Project Euler #7:
By listing the first six prime numbers: 2, 3, 5, 7, 11, and 13, we can see that the 6th prime is 13.
What is the 10 001st prime number?
Here is my solution:
public class PrimeFinder {
public static void main(String[] args) {
long time = System.nanoTime();
int result = getNthPrime(10001);
time = System.nanoTime() - time;
System.out.println("Result: " + result
+ "\nTime used to calculate in nanoseconds: " + time);
}
private static int getNthPrime(int n) {
int max = (int) (1.4 * n * Math.log(n));
boolean[] isPrimeArray = new boolean[max + 1];
for (int i = 2; i <= max; i++) {
isPrimeArray[i] = true;
}
for (int i = 2; i * i <= max; i++) {
if (isPrimeArray[i]) {
for (int j = i; i * j <= max; j++) {
isPrimeArray[i * j] = false;
}
}
}
// Find the nth prime
int nthPrime = 0;
int index = 0;
for(boolean isPrime : isPrimeArray) {
if(isPrime) {
nthPrime++;
}
if(nthPrime == n) {
return index;
}
index++;
}
throw new IllegalArgumentException("n is not valid");
}
}
It simply performs a sieve, and then find the 10001st true.
Output:
Result: 104743
Time used to calculate in nanoseconds: 13812289
Questions:
- This obviously is not efficient. How can I improve it?
- Are there any bad practices?
3 Answers 3
Instead of looping one more time through your isPrime array, consider expanding the iterations on your first for loop and then exiting from there once you reach the desired result:
...
int counter = 0;
for (int i = 2; i <= max; i++) {
if (isPrimeArray[i]) {
if (++counter == n) {
return i;
}
for (int j = i; i * j <= max; j++) {
isPrimeArray[i * j] = false;
}
}
}
throw new IllegalArgumentException("n is not valid");
for (int i = 2; i * i <= max; i++) {
In my testing it's slightly faster to take the square root of max rather than multiplying i * i on each iteration.

_Entries shown_
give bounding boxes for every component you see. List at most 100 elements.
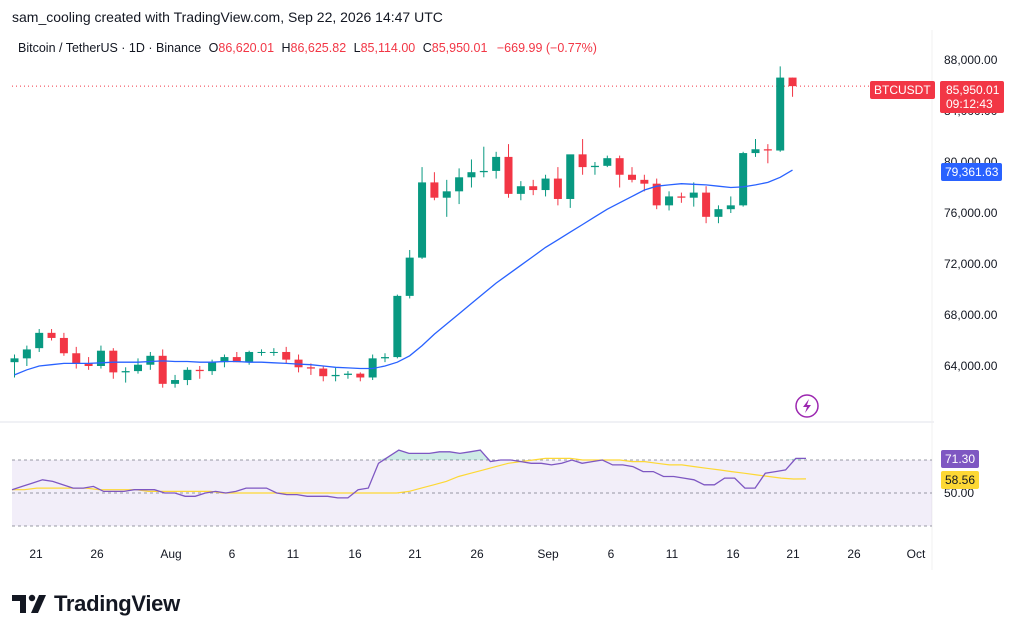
ma-price-tag: 79,361.63 xyxy=(941,163,1003,181)
candle-body xyxy=(590,165,599,168)
candle-body xyxy=(442,191,451,198)
close-value: 85,950.01 xyxy=(431,41,488,55)
tradingview-logo-text: TradingView xyxy=(54,591,180,616)
candle-body xyxy=(183,369,192,381)
candle-body xyxy=(171,380,180,384)
candle-body xyxy=(405,257,414,296)
time-axis-label: 26 xyxy=(847,547,861,561)
time-axis-label: 11 xyxy=(666,547,679,561)
time-axis-label: 21 xyxy=(786,547,800,561)
candle-body xyxy=(35,332,44,349)
time-axis-label: 16 xyxy=(348,547,362,561)
price-axis-label: 68,000.00 xyxy=(944,308,998,322)
time-axis-label: Oct xyxy=(907,547,926,561)
candle-body xyxy=(208,362,217,372)
candle-body xyxy=(282,351,291,360)
candle-body xyxy=(331,374,340,377)
candle-body xyxy=(776,77,785,151)
low-label: L xyxy=(353,41,361,55)
candle-body xyxy=(158,355,167,384)
candle-body xyxy=(529,186,538,191)
candle-body xyxy=(232,357,241,363)
candle-body xyxy=(677,196,686,198)
candle-body xyxy=(628,174,636,180)
candle-body xyxy=(714,209,723,217)
rsi-axis-label: 50.00 xyxy=(944,486,974,500)
candle-body xyxy=(96,350,105,366)
candle-body xyxy=(356,373,365,378)
tradingview-logo-icon xyxy=(12,594,46,613)
candle-body xyxy=(763,149,772,151)
candle-body xyxy=(10,358,19,363)
candle-body xyxy=(245,351,254,363)
candle-body xyxy=(603,158,612,166)
candle-body xyxy=(220,357,229,363)
moving-average-line xyxy=(14,169,793,376)
candle-body xyxy=(615,158,624,175)
candle-body xyxy=(640,179,649,184)
candle-body xyxy=(22,349,31,359)
price-chart[interactable]: 88,000.0084,000.0080,000.0076,000.0072,0… xyxy=(0,30,1024,570)
time-axis-label: Aug xyxy=(160,547,181,561)
symbol-title[interactable]: Bitcoin / TetherUS · 1D · Binance xyxy=(18,41,202,55)
candle-body xyxy=(430,182,439,198)
change-value: −669.99 (−0.77%) xyxy=(496,41,597,55)
candle-body xyxy=(47,332,56,338)
candle-body xyxy=(257,351,266,353)
candle-body xyxy=(467,172,476,178)
rsi-ma-line xyxy=(12,457,807,494)
candle-body xyxy=(504,156,513,194)
rsi-value-tag: 71.30 xyxy=(941,450,980,468)
candle-body xyxy=(726,205,735,210)
candle-body xyxy=(702,192,711,217)
candle-body xyxy=(121,371,130,373)
time-axis-label: 21 xyxy=(29,547,43,561)
price-axis-label: 72,000.00 xyxy=(944,257,998,271)
candle-body xyxy=(665,196,674,206)
candle-body xyxy=(541,178,550,191)
low-value: 85,114.00 xyxy=(360,41,416,55)
time-axis-label: 6 xyxy=(608,547,615,561)
close-label: C xyxy=(422,41,432,55)
time-axis-label: 16 xyxy=(726,547,740,561)
candle-body xyxy=(84,363,93,366)
candle-body xyxy=(739,153,748,206)
countdown-value: 09:12:43 xyxy=(946,97,993,111)
candle-body xyxy=(652,183,661,206)
candle-body xyxy=(146,355,155,365)
candle-body xyxy=(319,368,328,377)
candle-body xyxy=(492,156,501,171)
price-axis-label: 76,000.00 xyxy=(944,206,998,220)
candle-body xyxy=(578,154,587,168)
candle-body xyxy=(689,192,698,198)
candle-body xyxy=(455,177,464,192)
candle-body xyxy=(306,367,315,369)
time-axis-label: 6 xyxy=(229,547,236,561)
candle-body xyxy=(479,170,488,173)
candle-body xyxy=(134,364,142,372)
last-price-tag: 85,950.01 09:12:43 xyxy=(940,81,1005,113)
candle-body xyxy=(393,295,402,358)
time-axis-label: Sep xyxy=(537,547,559,561)
candle-body xyxy=(195,369,204,372)
time-axis-label: 11 xyxy=(287,547,300,561)
rsi-ma-value-tag: 58.56 xyxy=(941,471,980,489)
candle-body xyxy=(553,178,562,199)
time-axis-label: 21 xyxy=(408,547,422,561)
attribution-header: sam_cooling created with TradingView.com… xyxy=(12,9,443,25)
candle-body xyxy=(59,337,68,354)
candle-body xyxy=(109,350,118,373)
high-value: 86,625.82 xyxy=(290,41,347,55)
price-axis-label: 64,000.00 xyxy=(944,359,998,373)
candle-body xyxy=(751,149,760,154)
symbol-legend: Bitcoin / TetherUS · 1D · Binance O86,62… xyxy=(18,41,597,55)
open-label: O xyxy=(208,41,219,55)
lightning-icon[interactable] xyxy=(795,394,819,418)
time-axis-label: 26 xyxy=(90,547,104,561)
candle-body xyxy=(788,77,797,87)
candle-body xyxy=(343,373,352,375)
tradingview-logo[interactable]: TradingView xyxy=(12,591,180,617)
time-axis-label: 26 xyxy=(470,547,484,561)
rsi-line xyxy=(11,449,806,499)
open-value: 86,620.01 xyxy=(218,41,275,55)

_Request_
Continue the Project Euler #7 thread on finding the 10,001st prime, picking up right after its final sentence.

_Task answer_
for (int i = 2, limit = 1 + (int)Math.sqrt(max); i <= limit; i++) {
It's only a fraction of a millisecond but a noticeable difference.
for (int j = i; i * j <= max; j++) { isPrimeArray[i * j] = false; }
You could simplify this.
for (int j = i * i; j <= max; j += i) {
isPrime[j] = false;
}
Then rather than doing two multiplications per iteration, you can do one addition. Of course a good optimizer would notice that both multiplications are the same and only do one.
I prefer names that do not include the type, so I'd just call it isPrime.
if(isPrime) { nthPrime++; } if(nthPrime == n) { return index; }
You compare nthPrime and n more often than necessary. You can just say
if (isPrime) {
nthPrime++;
if (nthPrime == n) {
return index;
}
}
As the result can only change when nthPrime does (or n but n never changes).
Incidentally, I tried expanding the for loop as @h.j.k. suggested but it ran more slowly than the original code. Only a fraction of a millisecond but slower.
It can be make much shorter which may be interesting and more efficient for the developer.
int prime = IntStream.range(2, Integer.MAX_VALUE)
.filter(i -> IntStream.rangeClosed(2, (int) Math.sqrt(i))
.noneMatch(n -> i % n == 0))
.limit(10001).boxed()
.collect(Collectors.reducing(null, (a, b) -> b));
This takes about a second to run.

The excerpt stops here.